Geben Sie den Auszug zur Aussage von Klara Keit im RuSHA-Prozess vollständig und wortgetreu aus.

▶ [BEREITGESTELLTER AUSZUG]:
════
Im 8. Nürnberger Prozess gegen das SS-Rasse- und Siedlungshauptamt
(„RuSHA-Case") waren 1947/48 auch vier Mitarbeiter des Vereins „Lebensborn
" angeklagt. Klara Keit wurde im Juni 1947 von amerikanischen
Ermittlern vernommen. Sie gab am 17. Juli 1947 eine eidesstattliche Erklärung
ab, musste aber im Prozess selber nicht auftreten.5 Sie erklärte: „Im
Jahre 1942 wurden nach Achern ungefähr 50 eindeutschungsfähige Polenkinder
überstellt. Diese Kinder kamen direkt aus dem Kinderheim Kaiisch
im Warthegau. Die Überstellung dieser Kinder geschah auf Veranlassung
des Lebensborn, ich nahm damals an, dass ein Abkommen bestand zwischen
dem Lebensborn und der Inspektion der Heimschulen, da ich vorher
von der Inspektion darauf aufmerksam gemacht war, dass ich solche polnische
Kinder zu erwarten hätte und der Lebensborn für diese sorgen würde.
════
▶ [AUFLISTUNG]:
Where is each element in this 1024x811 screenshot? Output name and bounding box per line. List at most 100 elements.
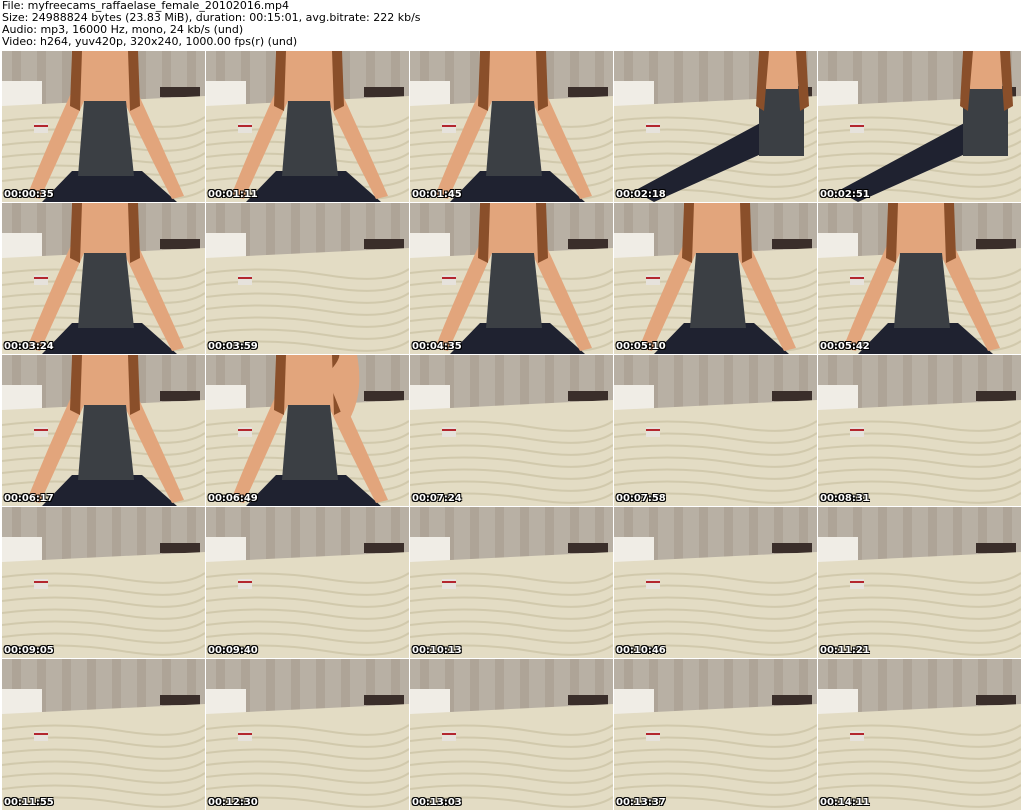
nightstand bbox=[160, 543, 200, 553]
hair-right bbox=[128, 51, 140, 111]
video-thumbnail[interactable]: 00:12:30 bbox=[206, 659, 409, 810]
thumbnail-timestamp: 00:11:21 bbox=[820, 645, 870, 656]
nightstand bbox=[364, 695, 404, 705]
nightstand bbox=[160, 695, 200, 705]
audio-info-line: Audio: mp3, 16000 Hz, mono, 24 kb/s (und… bbox=[2, 24, 244, 36]
thumbnail-scene bbox=[818, 507, 1021, 658]
video-thumbnail[interactable]: 00:07:24 bbox=[410, 355, 613, 506]
tank-top bbox=[963, 86, 1008, 156]
nightstand bbox=[160, 87, 200, 97]
box-stripe bbox=[238, 581, 252, 583]
thumbnail-timestamp: 00:08:31 bbox=[820, 493, 870, 504]
curtain-fold bbox=[470, 659, 479, 719]
hair-right bbox=[944, 203, 956, 263]
box bbox=[646, 427, 660, 437]
video-thumbnail[interactable]: 00:04:35 bbox=[410, 203, 613, 354]
tank-top bbox=[486, 253, 542, 328]
hair-left bbox=[70, 203, 82, 263]
box bbox=[442, 427, 456, 437]
thumbnail-scene bbox=[2, 659, 205, 810]
video-thumbnail[interactable]: 00:08:31 bbox=[818, 355, 1021, 506]
box bbox=[238, 275, 252, 285]
thumbnail-scene bbox=[206, 355, 409, 506]
nightstand bbox=[364, 543, 404, 553]
video-thumbnail[interactable]: 00:13:37 bbox=[614, 659, 817, 810]
box-stripe bbox=[850, 125, 864, 127]
box bbox=[646, 275, 660, 285]
box-stripe bbox=[238, 429, 252, 431]
box-stripe bbox=[34, 125, 48, 127]
box-stripe bbox=[442, 581, 456, 583]
nightstand bbox=[568, 87, 608, 97]
tank-top bbox=[282, 405, 338, 480]
video-thumbnail[interactable]: 00:06:17 bbox=[2, 355, 205, 506]
video-thumbnail[interactable]: 00:11:21 bbox=[818, 507, 1021, 658]
torso bbox=[284, 355, 334, 405]
box bbox=[442, 123, 456, 133]
thumbnail-scene bbox=[2, 355, 205, 506]
video-thumbnail[interactable]: 00:10:13 bbox=[410, 507, 613, 658]
box-stripe bbox=[442, 429, 456, 431]
video-thumbnail[interactable]: 00:01:45 bbox=[410, 51, 613, 202]
thumbnail-timestamp: 00:02:51 bbox=[820, 189, 870, 200]
thumbnail-scene bbox=[818, 659, 1021, 810]
thumbnail-timestamp: 00:09:05 bbox=[4, 645, 54, 656]
curtain-fold bbox=[878, 51, 887, 111]
video-thumbnail[interactable]: 00:00:35 bbox=[2, 51, 205, 202]
hair-left bbox=[682, 203, 694, 263]
video-thumbnail[interactable]: 00:06:49 bbox=[206, 355, 409, 506]
box bbox=[238, 731, 252, 741]
curtain-fold bbox=[266, 507, 275, 567]
video-thumbnail[interactable]: 00:13:03 bbox=[410, 659, 613, 810]
thumbnail-timestamp: 00:14:11 bbox=[820, 797, 870, 808]
hair-left bbox=[274, 51, 286, 111]
video-thumbnail[interactable]: 00:03:59 bbox=[206, 203, 409, 354]
thumbnail-timestamp: 00:05:10 bbox=[616, 341, 666, 352]
box-stripe bbox=[238, 277, 252, 279]
hair-left bbox=[70, 51, 82, 111]
nightstand bbox=[772, 239, 812, 249]
box bbox=[238, 427, 252, 437]
thumbnail-scene bbox=[410, 659, 613, 810]
nightstand bbox=[364, 87, 404, 97]
thumbnail-timestamp: 00:04:35 bbox=[412, 341, 462, 352]
box-stripe bbox=[34, 733, 48, 735]
thumbnail-timestamp: 00:03:59 bbox=[208, 341, 258, 352]
video-thumbnail[interactable]: 00:03:24 bbox=[2, 203, 205, 354]
box bbox=[34, 731, 48, 741]
tank-top bbox=[759, 86, 804, 156]
thumbnail-timestamp: 00:06:17 bbox=[4, 493, 54, 504]
thumbnail-scene bbox=[614, 659, 817, 810]
video-thumbnail[interactable]: 00:01:11 bbox=[206, 51, 409, 202]
video-thumbnail[interactable]: 00:05:42 bbox=[818, 203, 1021, 354]
video-thumbnail[interactable]: 00:02:18 bbox=[614, 51, 817, 202]
thumbnail-timestamp: 00:12:30 bbox=[208, 797, 258, 808]
box bbox=[442, 579, 456, 589]
box-stripe bbox=[238, 733, 252, 735]
nightstand bbox=[364, 391, 404, 401]
video-thumbnail[interactable]: 00:07:58 bbox=[614, 355, 817, 506]
thumbnail-scene bbox=[614, 203, 817, 354]
thumbnail-scene bbox=[206, 203, 409, 354]
curtain-fold bbox=[62, 659, 71, 719]
video-thumbnail[interactable]: 00:14:11 bbox=[818, 659, 1021, 810]
nightstand bbox=[568, 391, 608, 401]
torso bbox=[80, 203, 130, 253]
video-thumbnail[interactable]: 00:10:46 bbox=[614, 507, 817, 658]
thumbnail-scene bbox=[410, 51, 613, 202]
curtain-fold bbox=[878, 355, 887, 415]
video-thumbnail[interactable]: 00:02:51 bbox=[818, 51, 1021, 202]
file-info-header: File: myfreecams_raffaelase_female_20102… bbox=[0, 0, 1024, 50]
video-thumbnail[interactable]: 00:09:05 bbox=[2, 507, 205, 658]
tank-top bbox=[78, 101, 134, 176]
hair-left bbox=[274, 355, 286, 415]
thumbnail-scene bbox=[614, 507, 817, 658]
video-thumbnail[interactable]: 00:05:10 bbox=[614, 203, 817, 354]
video-thumbnail[interactable]: 00:09:40 bbox=[206, 507, 409, 658]
thumbnail-timestamp: 00:01:45 bbox=[412, 189, 462, 200]
thumbnail-scene bbox=[2, 51, 205, 202]
hair-left bbox=[886, 203, 898, 263]
video-thumbnail[interactable]: 00:11:55 bbox=[2, 659, 205, 810]
thumbnail-timestamp: 00:01:11 bbox=[208, 189, 258, 200]
nightstand bbox=[160, 391, 200, 401]
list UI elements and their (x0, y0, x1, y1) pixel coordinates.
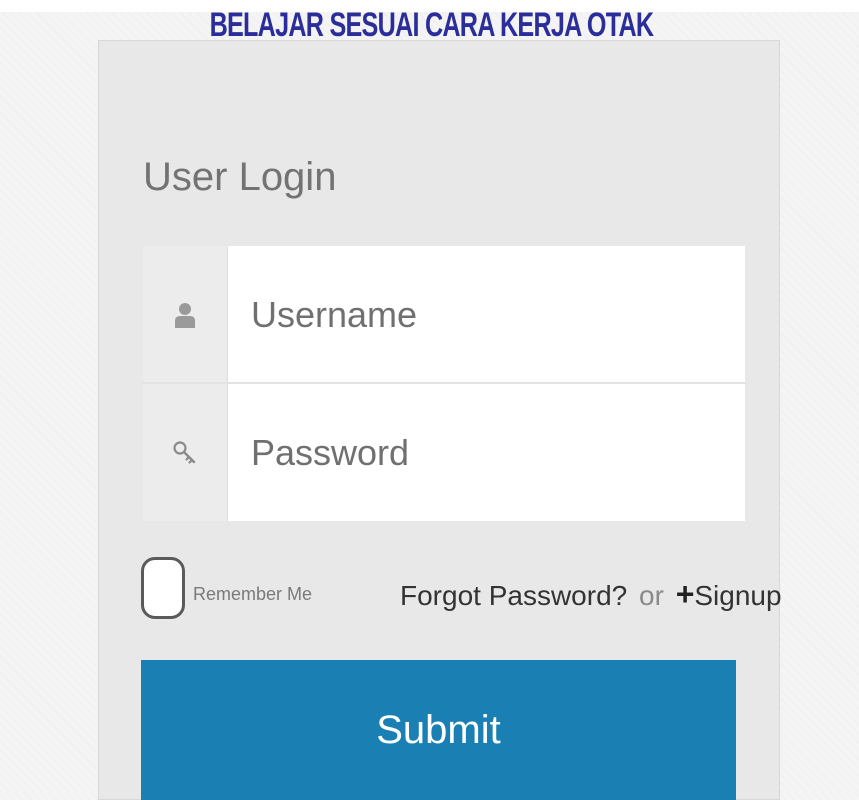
user-icon (143, 246, 228, 383)
or-separator: or (639, 580, 664, 611)
site-banner: BELAJAR SESUAI CARA KERJA OTAK (209, 6, 655, 44)
username-group (143, 246, 745, 383)
forgot-password-link[interactable]: Forgot Password? (400, 580, 627, 611)
username-field[interactable] (228, 246, 745, 383)
plus-icon: + (675, 576, 695, 612)
key-icon (143, 384, 228, 521)
key-icon-glyph (173, 440, 196, 464)
page-title: User Login (143, 155, 337, 199)
password-group (143, 384, 745, 521)
user-icon-glyph (175, 302, 195, 328)
signup-label: Signup (694, 580, 782, 611)
account-links: Forgot Password? or +Signup (400, 574, 782, 616)
submit-button[interactable]: Submit (141, 660, 736, 800)
password-field[interactable] (228, 384, 745, 521)
signup-link[interactable]: +Signup (676, 576, 782, 612)
remember-me-checkbox[interactable] (141, 557, 185, 619)
remember-me-label: Remember Me (193, 584, 313, 604)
════
▶ [VOLLSTÄNDIGE ANTWORT]:
Im 8. Nürnberger Prozess gegen das SS-Rasse- und Siedlungshauptamt
(„RuSHA-Case") waren 1947/48 auch vier Mitarbeiter des Vereins „Lebensborn
" angeklagt. Klara Keit wurde im Juni 1947 von amerikanischen
Ermittlern vernommen. Sie gab am 17. Juli 1947 eine eidesstattliche Erklärung
ab, musste aber im Prozess selber nicht auftreten.5 Sie erklärte: „Im
Jahre 1942 wurden nach Achern ungefähr 50 eindeutschungsfähige Polenkinder
überstellt. Diese Kinder kamen direkt aus dem Kinderheim Kaiisch
im Warthegau. Die Überstellung dieser Kinder geschah auf Veranlassung
des Lebensborn, ich nahm damals an, dass ein Abkommen bestand zwischen
dem Lebensborn und der Inspektion der Heimschulen, da ich vorher
von der Inspektion darauf aufmerksam gemacht war, dass ich solche polnische
Kinder zu erwarten hätte und der Lebensborn für diese sorgen würde.